Document transcript data
_____

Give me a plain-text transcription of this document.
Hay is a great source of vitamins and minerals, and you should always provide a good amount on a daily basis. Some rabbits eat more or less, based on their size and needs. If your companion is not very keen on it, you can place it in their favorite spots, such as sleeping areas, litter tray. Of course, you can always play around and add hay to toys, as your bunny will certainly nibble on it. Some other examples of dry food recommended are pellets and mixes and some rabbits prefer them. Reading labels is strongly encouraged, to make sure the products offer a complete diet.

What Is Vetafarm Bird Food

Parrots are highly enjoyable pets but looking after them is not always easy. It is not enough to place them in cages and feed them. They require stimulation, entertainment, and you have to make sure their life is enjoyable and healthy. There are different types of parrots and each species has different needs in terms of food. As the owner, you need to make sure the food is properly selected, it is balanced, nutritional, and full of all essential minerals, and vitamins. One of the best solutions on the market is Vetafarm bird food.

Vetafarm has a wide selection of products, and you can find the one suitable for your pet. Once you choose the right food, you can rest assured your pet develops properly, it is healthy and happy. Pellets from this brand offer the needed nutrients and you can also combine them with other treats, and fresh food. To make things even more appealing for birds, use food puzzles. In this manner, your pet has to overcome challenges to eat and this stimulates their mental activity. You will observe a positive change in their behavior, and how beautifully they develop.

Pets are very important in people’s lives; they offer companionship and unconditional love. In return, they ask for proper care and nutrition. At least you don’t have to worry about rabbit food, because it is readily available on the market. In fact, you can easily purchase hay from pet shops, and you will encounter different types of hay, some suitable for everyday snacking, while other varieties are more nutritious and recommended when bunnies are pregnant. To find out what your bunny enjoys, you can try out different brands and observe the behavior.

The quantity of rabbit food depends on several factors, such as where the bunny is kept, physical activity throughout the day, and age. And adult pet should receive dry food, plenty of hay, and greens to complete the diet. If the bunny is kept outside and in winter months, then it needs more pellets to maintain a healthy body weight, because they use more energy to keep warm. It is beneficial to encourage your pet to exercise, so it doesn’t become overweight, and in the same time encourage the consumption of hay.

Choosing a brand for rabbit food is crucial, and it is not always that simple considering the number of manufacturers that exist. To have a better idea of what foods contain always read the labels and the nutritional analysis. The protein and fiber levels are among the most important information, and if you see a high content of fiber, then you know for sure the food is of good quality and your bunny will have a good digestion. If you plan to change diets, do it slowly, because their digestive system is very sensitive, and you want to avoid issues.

_____

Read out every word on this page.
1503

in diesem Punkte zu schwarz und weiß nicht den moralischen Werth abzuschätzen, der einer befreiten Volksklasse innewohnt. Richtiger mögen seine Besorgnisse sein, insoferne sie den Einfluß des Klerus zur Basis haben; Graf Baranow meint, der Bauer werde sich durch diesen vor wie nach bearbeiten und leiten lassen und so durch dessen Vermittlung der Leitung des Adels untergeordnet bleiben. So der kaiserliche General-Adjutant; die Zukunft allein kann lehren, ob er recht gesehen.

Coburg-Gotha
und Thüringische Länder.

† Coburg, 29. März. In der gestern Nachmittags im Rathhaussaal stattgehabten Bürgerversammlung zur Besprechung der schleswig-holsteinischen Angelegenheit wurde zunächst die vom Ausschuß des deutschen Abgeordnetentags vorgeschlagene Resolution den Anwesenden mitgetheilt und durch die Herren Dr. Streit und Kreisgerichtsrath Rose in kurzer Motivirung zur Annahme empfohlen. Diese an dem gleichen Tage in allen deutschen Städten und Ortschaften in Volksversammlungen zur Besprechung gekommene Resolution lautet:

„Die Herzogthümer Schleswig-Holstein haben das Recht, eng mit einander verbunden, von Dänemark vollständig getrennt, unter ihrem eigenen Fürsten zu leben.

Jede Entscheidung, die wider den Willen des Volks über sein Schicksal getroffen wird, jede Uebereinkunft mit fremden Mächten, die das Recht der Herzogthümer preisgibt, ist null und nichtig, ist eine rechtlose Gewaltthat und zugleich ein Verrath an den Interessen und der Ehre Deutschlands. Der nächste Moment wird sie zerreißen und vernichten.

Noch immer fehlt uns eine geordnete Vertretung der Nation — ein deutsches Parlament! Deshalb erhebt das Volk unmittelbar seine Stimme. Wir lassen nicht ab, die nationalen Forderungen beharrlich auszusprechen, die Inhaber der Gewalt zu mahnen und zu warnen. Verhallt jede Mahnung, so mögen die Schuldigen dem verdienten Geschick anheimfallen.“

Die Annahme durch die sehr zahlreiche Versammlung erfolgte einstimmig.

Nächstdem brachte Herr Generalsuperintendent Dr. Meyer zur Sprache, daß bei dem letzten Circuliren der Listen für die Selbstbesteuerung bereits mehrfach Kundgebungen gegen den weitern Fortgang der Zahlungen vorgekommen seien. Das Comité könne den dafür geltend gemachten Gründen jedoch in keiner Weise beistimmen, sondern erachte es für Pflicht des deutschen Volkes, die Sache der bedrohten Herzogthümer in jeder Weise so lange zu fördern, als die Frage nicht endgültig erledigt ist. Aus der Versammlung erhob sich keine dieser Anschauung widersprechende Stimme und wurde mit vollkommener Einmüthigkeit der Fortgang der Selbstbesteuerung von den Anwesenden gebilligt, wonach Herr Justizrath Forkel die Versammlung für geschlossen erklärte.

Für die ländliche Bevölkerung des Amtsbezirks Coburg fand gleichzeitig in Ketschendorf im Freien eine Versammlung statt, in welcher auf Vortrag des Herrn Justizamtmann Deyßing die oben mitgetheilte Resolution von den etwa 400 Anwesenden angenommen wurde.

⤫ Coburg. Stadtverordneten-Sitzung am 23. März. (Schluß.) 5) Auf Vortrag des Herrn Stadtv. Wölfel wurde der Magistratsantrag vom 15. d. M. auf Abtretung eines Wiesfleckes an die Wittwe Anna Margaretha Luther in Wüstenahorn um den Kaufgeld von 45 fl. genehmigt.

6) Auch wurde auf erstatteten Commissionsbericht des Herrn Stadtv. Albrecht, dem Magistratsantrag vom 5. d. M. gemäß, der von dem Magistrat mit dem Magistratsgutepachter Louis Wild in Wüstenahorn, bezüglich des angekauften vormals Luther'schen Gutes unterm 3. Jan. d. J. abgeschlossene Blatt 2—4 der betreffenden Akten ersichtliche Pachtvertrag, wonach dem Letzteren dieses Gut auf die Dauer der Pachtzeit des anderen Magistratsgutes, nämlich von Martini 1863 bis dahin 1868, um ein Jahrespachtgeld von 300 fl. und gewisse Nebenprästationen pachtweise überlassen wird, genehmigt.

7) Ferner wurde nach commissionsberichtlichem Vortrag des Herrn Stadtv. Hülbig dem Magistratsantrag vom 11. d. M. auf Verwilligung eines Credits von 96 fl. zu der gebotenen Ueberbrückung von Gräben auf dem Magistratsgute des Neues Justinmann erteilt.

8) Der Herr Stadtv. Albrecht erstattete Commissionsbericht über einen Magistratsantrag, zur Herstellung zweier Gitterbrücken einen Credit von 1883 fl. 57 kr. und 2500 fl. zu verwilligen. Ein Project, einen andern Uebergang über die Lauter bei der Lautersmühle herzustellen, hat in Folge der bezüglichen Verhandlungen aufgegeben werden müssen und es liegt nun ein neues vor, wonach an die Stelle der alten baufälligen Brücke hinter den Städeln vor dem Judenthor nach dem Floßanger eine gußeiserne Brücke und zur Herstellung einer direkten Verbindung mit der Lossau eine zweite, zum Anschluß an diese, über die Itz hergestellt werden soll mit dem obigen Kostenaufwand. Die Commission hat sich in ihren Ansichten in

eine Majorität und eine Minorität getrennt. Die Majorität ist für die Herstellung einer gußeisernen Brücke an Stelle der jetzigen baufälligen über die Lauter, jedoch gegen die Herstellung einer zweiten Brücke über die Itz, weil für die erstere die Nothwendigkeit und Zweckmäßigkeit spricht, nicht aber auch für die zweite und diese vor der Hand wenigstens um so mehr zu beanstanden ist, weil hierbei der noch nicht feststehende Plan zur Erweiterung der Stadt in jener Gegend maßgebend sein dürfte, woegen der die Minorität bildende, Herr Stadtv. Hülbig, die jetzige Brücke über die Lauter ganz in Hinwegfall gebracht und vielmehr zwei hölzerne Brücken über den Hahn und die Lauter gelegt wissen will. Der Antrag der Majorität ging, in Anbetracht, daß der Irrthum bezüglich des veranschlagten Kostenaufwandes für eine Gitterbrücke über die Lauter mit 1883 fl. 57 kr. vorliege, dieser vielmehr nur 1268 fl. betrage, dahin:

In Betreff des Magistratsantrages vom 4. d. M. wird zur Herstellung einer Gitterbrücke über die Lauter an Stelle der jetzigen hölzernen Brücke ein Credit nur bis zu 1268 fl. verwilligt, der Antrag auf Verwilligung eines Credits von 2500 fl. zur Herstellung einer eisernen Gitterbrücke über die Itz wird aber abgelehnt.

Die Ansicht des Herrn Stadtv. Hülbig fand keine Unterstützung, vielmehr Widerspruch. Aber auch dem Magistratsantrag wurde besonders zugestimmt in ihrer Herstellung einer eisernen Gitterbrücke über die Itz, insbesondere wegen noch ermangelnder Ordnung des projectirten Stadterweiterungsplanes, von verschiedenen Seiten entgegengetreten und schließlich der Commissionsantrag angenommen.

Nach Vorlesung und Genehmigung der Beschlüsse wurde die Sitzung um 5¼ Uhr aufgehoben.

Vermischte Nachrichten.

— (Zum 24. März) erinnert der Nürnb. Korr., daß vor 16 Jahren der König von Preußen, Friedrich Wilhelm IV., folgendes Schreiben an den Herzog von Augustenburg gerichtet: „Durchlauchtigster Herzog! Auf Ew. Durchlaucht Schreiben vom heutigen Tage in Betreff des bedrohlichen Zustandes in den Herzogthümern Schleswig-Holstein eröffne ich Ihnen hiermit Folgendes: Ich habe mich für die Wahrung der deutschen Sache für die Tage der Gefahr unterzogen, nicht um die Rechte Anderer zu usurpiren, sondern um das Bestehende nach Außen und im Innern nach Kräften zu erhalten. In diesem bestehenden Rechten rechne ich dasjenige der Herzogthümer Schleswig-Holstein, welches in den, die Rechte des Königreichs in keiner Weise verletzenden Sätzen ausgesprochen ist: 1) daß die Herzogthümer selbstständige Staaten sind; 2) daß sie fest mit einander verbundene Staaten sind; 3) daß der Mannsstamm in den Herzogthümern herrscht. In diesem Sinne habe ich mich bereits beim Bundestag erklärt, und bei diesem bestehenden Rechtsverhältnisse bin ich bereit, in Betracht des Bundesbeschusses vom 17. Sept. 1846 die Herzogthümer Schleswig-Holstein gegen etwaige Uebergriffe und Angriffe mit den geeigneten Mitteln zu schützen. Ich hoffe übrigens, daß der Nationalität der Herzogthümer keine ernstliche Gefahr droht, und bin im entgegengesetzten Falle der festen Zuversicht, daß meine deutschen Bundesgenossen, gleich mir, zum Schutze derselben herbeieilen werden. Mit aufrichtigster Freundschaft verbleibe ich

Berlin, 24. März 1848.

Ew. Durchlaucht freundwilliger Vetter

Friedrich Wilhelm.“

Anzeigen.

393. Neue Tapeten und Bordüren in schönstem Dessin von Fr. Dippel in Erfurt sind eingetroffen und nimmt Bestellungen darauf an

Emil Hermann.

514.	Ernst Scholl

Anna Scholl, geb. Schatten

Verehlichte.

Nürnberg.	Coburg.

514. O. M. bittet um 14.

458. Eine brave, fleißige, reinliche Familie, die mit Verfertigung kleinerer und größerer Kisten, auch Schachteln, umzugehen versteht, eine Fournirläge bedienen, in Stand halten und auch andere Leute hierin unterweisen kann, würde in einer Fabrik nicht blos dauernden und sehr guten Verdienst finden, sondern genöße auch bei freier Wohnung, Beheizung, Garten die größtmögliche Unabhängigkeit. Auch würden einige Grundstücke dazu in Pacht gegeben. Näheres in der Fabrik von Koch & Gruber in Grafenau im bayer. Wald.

_____

* **TASK GOAL**: Whenever a line of the records holds the string "Scholl", pick it out and copy it.

* **SOLUTION**:
514.	Ernst Scholl
Anna Scholl, geb. Schatten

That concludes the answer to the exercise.